Aim -
Write out the data below exactly as given, without any of its pictures.

Exercise materials -
::::::::
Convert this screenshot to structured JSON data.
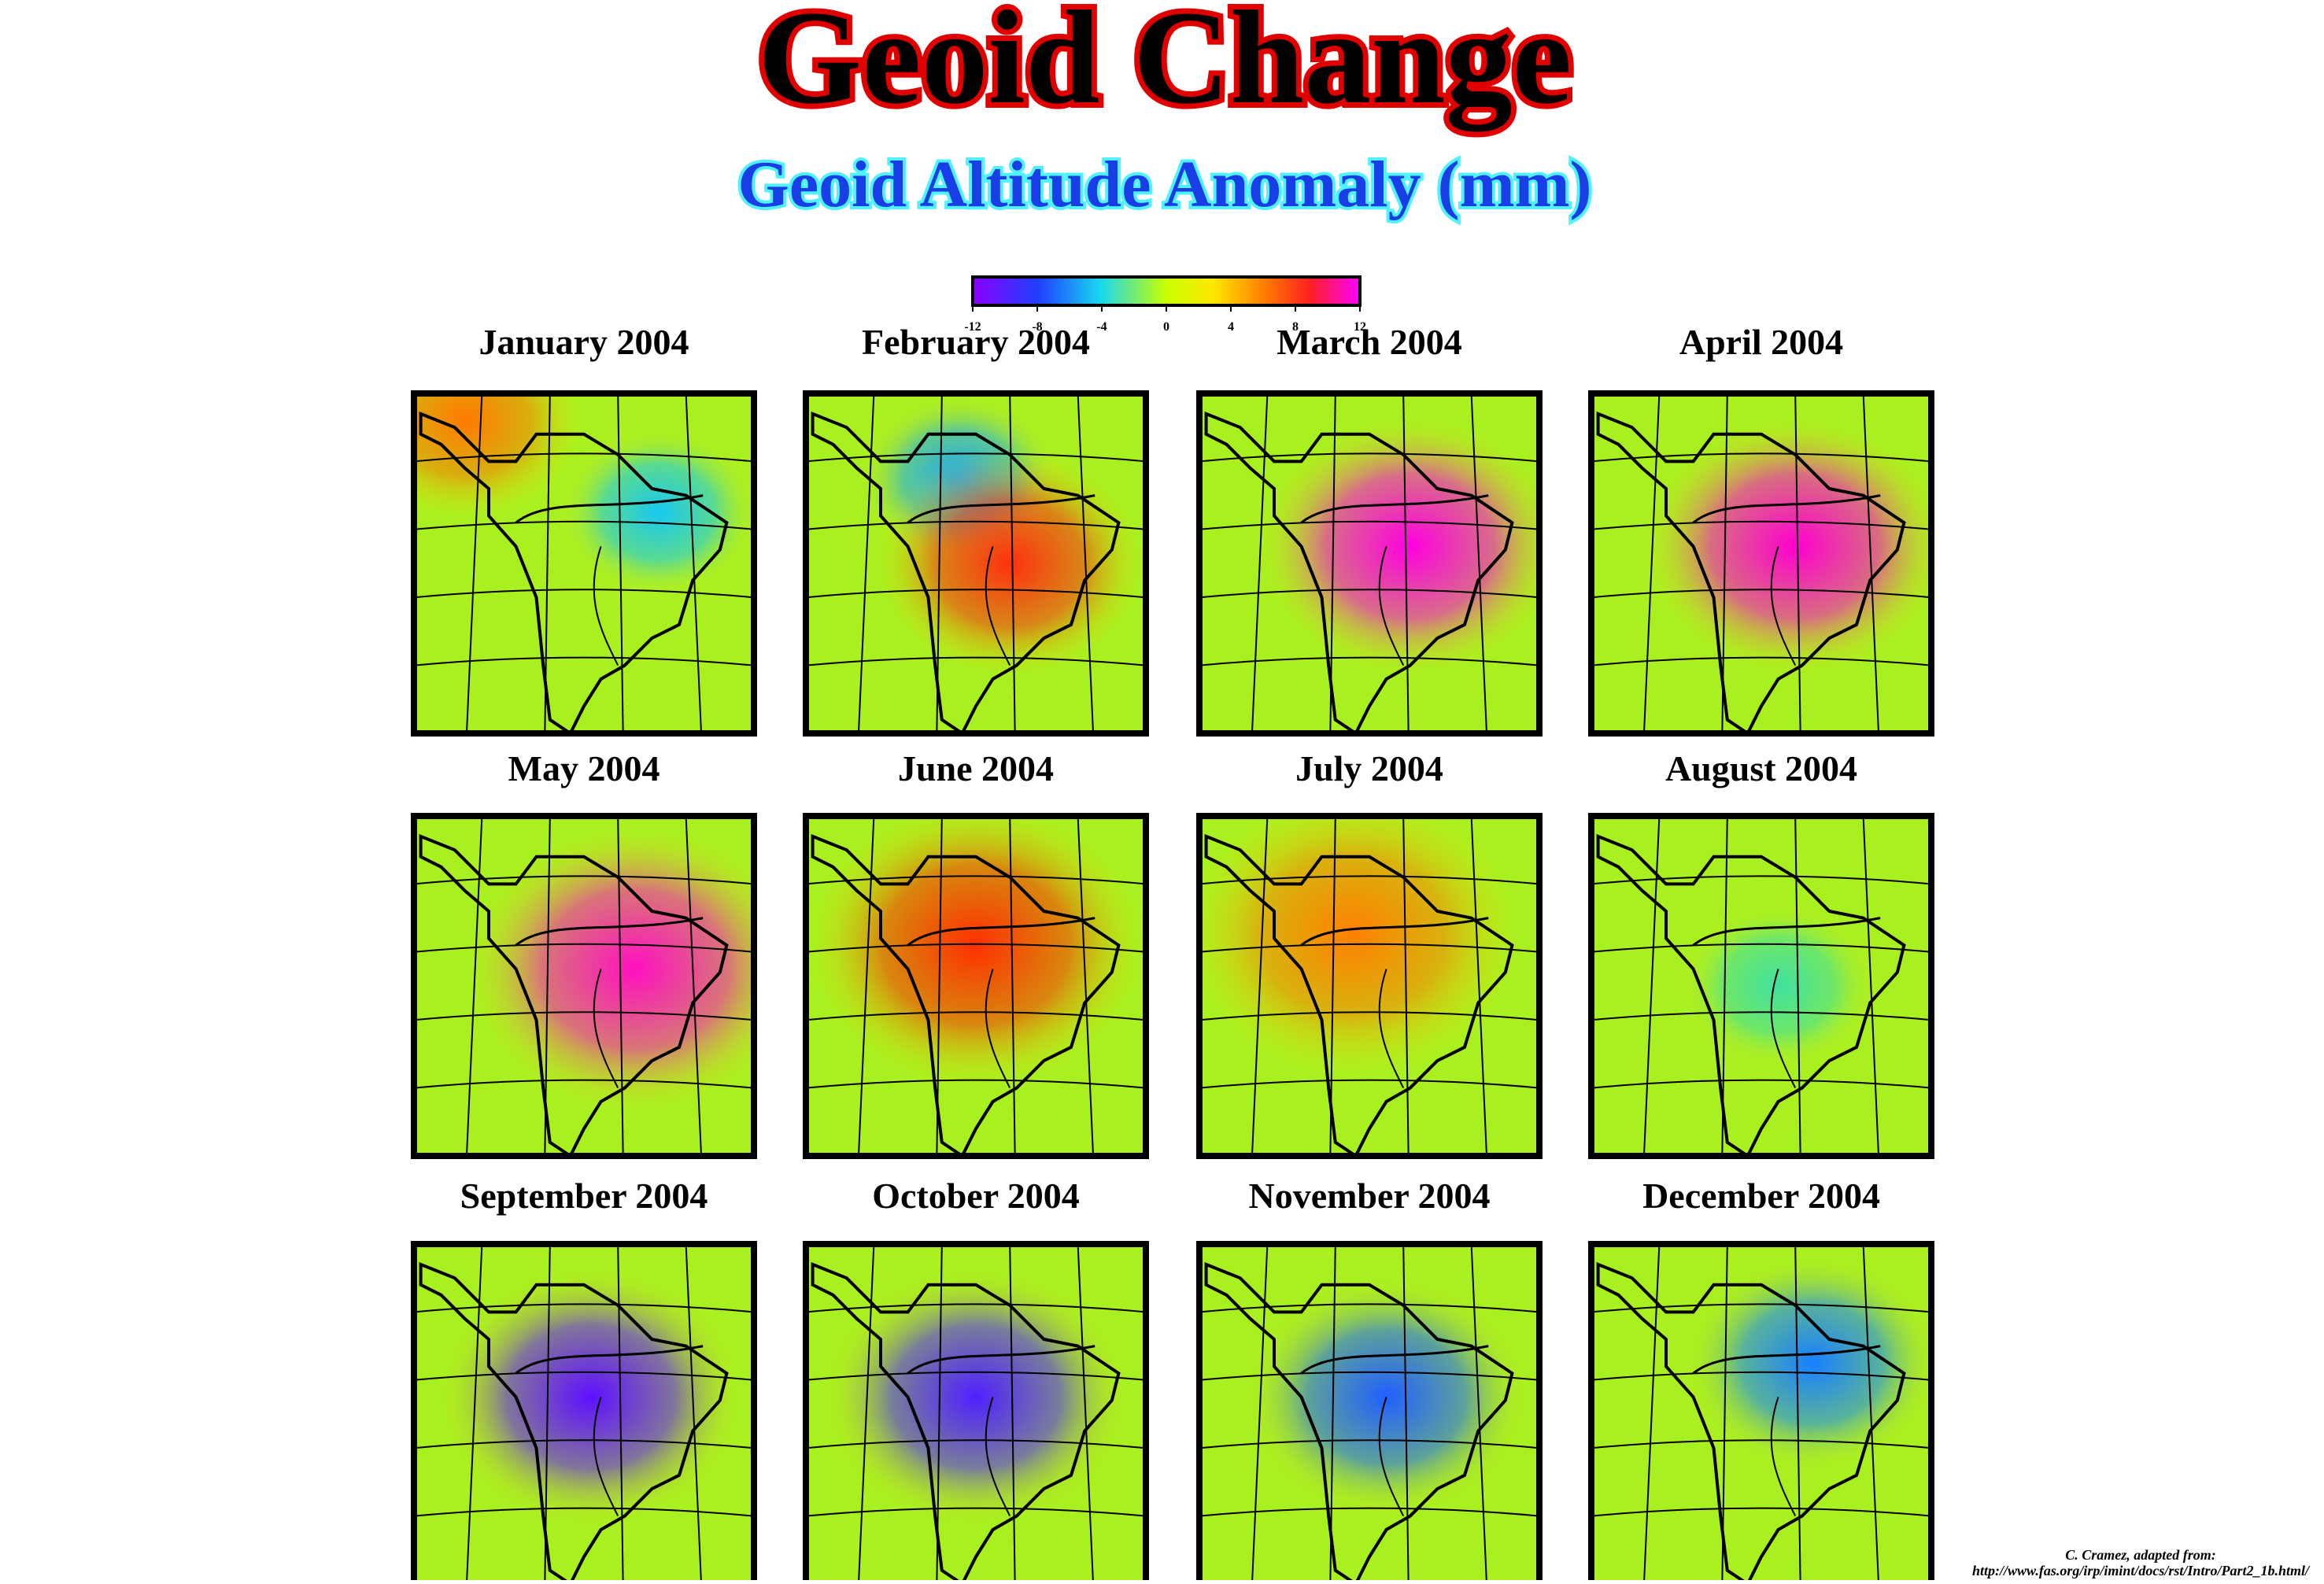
{
  "title": "Geoid Change",
  "subtitle": "Geoid Altitude Anomaly (mm)",
  "colorbar": {
    "ticks": [
      -12,
      -8,
      -4,
      0,
      4,
      8,
      12
    ]
  },
  "panels": [
    {
      "label": "January 2004"
    },
    {
      "label": "February 2004"
    },
    {
      "label": "March 2004"
    },
    {
      "label": "April 2004"
    },
    {
      "label": "May 2004"
    },
    {
      "label": "June 2004"
    },
    {
      "label": "July 2004"
    },
    {
      "label": "August 2004"
    },
    {
      "label": "September 2004"
    },
    {
      "label": "October 2004"
    },
    {
      "label": "November 2004"
    },
    {
      "label": "December 2004"
    }
  ],
  "credit": {
    "line1": "C. Cramez, adapted from:",
    "line2": "http://www.fas.org/irp/imint/docs/rst/Intro/Part2_1b.html/"
  }
}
::::::::
Finished task -
Convert this screenshot to structured JSON data.
{
  "title": "Geoid Change",
  "subtitle": "Geoid Altitude Anomaly (mm)",
  "colorbar": {
    "ticks": [
      -12,
      -8,
      -4,
      0,
      4,
      8,
      12
    ]
  },
  "panels": [
    {
      "label": "January 2004"
    },
    {
      "label": "February 2004"
    },
    {
      "label": "March 2004"
    },
    {
      "label": "April 2004"
    },
    {
      "label": "May 2004"
    },
    {
      "label": "June 2004"
    },
    {
      "label": "July 2004"
    },
    {
      "label": "August 2004"
    },
    {
      "label": "September 2004"
    },
    {
      "label": "October 2004"
    },
    {
      "label": "November 2004"
    },
    {
      "label": "December 2004"
    }
  ],
  "credit": {
    "line1": "C. Cramez, adapted from:",
    "line2": "http://www.fas.org/irp/imint/docs/rst/Intro/Part2_1b.html/"
  }
}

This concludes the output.